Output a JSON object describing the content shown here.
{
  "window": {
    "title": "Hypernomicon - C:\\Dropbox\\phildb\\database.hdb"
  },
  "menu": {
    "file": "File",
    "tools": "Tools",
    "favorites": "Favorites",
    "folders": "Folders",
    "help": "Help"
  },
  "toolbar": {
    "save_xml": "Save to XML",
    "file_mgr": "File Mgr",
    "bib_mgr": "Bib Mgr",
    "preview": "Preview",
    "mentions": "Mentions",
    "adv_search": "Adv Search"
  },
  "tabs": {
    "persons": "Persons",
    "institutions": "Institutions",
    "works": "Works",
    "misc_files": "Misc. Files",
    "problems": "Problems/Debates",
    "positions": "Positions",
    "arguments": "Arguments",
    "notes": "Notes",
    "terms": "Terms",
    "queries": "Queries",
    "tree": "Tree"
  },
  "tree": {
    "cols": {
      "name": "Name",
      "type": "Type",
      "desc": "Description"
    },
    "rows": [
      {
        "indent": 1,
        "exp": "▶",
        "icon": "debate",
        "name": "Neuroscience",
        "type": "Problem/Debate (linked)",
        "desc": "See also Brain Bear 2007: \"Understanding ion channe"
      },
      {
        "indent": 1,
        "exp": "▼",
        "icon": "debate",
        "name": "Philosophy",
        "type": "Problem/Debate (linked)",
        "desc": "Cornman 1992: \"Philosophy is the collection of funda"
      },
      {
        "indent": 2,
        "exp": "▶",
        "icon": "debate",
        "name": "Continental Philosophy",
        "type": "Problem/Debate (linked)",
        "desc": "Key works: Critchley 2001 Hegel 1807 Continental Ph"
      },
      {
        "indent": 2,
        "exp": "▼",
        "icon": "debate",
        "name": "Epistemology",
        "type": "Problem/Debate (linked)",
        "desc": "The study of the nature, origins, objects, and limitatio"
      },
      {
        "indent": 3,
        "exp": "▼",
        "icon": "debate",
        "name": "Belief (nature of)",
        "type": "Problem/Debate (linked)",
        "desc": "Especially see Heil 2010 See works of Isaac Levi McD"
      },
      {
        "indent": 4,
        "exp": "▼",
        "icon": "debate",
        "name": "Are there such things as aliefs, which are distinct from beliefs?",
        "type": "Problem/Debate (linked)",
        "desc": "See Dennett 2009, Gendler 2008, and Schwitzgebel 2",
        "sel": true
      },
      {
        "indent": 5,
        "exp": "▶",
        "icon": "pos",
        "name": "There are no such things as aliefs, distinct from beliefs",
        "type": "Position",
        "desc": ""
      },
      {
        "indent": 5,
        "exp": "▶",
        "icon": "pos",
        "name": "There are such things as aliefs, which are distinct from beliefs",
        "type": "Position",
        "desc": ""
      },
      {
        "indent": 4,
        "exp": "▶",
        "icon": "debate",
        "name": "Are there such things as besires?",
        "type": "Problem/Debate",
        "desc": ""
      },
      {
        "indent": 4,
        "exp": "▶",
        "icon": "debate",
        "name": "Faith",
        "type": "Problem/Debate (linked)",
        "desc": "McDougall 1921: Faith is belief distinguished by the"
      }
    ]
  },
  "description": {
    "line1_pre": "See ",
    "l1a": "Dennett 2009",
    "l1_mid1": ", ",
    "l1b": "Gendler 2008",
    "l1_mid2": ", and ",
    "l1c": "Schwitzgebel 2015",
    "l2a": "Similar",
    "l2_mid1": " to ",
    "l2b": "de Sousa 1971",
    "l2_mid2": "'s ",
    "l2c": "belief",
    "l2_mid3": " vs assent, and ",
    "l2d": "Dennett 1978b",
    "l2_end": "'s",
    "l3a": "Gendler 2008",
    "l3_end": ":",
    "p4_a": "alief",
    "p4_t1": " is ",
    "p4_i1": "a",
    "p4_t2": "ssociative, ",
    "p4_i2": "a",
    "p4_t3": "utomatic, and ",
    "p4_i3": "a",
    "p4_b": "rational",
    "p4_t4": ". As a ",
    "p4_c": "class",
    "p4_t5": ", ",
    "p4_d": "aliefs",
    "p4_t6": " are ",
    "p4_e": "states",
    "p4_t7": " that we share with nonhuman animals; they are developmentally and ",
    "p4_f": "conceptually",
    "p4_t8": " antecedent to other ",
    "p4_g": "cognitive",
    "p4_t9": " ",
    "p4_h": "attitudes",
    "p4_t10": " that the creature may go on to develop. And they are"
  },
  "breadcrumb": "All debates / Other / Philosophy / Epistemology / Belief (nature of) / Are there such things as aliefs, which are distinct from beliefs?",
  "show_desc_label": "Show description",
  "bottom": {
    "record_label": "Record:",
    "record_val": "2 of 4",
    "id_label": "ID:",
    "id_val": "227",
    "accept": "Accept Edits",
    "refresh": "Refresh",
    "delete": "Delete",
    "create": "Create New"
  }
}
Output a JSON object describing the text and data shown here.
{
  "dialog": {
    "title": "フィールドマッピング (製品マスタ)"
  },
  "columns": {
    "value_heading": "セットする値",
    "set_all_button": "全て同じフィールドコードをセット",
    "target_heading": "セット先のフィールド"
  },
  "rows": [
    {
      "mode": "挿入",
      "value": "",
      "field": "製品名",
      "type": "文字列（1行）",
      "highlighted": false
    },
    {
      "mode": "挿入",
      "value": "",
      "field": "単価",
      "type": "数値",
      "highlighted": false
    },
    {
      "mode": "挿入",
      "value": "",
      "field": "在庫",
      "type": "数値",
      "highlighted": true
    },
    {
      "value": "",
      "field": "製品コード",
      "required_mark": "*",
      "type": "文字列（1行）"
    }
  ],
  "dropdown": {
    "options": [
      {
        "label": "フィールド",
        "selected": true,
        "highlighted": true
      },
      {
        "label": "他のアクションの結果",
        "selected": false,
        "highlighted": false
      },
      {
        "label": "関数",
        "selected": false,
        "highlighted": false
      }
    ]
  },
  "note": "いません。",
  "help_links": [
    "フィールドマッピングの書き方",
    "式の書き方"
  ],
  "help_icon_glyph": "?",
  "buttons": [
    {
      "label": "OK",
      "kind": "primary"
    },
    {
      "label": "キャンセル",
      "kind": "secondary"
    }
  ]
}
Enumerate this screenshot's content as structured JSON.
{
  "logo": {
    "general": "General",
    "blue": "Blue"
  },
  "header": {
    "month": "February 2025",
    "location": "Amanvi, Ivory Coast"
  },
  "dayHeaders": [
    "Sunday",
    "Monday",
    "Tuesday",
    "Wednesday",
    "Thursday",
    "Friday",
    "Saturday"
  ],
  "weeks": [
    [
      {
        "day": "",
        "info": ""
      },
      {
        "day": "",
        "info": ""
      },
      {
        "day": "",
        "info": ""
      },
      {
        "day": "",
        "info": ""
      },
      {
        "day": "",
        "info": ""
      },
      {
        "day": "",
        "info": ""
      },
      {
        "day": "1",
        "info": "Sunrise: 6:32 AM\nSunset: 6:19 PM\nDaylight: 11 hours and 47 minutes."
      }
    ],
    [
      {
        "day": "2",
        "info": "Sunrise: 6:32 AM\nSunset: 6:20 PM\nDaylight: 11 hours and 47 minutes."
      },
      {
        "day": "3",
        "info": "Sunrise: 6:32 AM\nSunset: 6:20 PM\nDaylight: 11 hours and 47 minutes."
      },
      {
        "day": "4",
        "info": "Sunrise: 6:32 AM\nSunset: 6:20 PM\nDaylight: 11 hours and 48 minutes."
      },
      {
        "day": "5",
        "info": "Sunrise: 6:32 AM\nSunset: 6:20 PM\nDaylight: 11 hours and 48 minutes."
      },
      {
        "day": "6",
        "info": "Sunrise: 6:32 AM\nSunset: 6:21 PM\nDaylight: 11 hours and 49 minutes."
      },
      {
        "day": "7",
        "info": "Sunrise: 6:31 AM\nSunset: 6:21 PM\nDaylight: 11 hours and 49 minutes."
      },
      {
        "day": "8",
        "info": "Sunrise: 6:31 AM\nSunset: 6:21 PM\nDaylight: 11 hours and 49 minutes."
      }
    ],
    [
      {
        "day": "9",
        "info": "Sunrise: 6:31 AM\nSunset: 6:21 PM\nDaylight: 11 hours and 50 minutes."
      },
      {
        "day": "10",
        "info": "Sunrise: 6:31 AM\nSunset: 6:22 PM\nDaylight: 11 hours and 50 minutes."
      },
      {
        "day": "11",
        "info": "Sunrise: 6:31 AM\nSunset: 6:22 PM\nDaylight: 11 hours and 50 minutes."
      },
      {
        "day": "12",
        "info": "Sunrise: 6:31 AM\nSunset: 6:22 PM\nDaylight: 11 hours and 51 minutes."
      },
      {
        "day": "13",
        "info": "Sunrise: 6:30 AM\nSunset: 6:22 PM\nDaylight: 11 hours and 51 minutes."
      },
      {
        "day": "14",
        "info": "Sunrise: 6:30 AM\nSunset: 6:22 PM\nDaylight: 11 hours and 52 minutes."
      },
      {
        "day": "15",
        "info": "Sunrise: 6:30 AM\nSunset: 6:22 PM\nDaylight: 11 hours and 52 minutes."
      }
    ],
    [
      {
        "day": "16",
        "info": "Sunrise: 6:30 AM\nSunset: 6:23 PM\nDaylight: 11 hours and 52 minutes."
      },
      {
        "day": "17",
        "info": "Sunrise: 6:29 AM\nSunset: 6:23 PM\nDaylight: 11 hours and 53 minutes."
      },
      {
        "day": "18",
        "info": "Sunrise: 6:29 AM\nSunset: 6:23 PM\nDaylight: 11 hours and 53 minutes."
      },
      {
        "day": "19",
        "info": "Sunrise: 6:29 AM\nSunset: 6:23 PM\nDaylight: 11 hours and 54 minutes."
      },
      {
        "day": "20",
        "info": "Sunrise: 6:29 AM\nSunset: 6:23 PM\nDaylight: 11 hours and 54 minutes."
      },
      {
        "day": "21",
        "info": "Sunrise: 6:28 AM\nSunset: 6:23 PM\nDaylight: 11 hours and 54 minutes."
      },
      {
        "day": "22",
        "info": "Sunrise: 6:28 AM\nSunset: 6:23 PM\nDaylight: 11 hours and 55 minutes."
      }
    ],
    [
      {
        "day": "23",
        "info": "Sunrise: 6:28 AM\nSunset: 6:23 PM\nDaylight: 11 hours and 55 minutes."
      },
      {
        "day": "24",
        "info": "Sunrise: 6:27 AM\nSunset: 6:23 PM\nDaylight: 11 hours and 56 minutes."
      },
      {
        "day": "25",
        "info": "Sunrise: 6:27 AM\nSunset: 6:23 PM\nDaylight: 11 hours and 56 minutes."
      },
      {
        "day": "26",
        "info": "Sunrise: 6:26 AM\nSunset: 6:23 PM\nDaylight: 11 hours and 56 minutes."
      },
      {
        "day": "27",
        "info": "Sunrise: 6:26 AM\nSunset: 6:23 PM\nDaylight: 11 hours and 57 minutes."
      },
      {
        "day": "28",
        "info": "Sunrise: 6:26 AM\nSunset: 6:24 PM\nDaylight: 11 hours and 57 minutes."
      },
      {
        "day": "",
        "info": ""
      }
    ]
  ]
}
-=-=-
**WHAT IS REQUIRED:**
Report only how many lines in the listing contain the string "Dennett".

**SOLUTION TO THE EXERCISE:**
3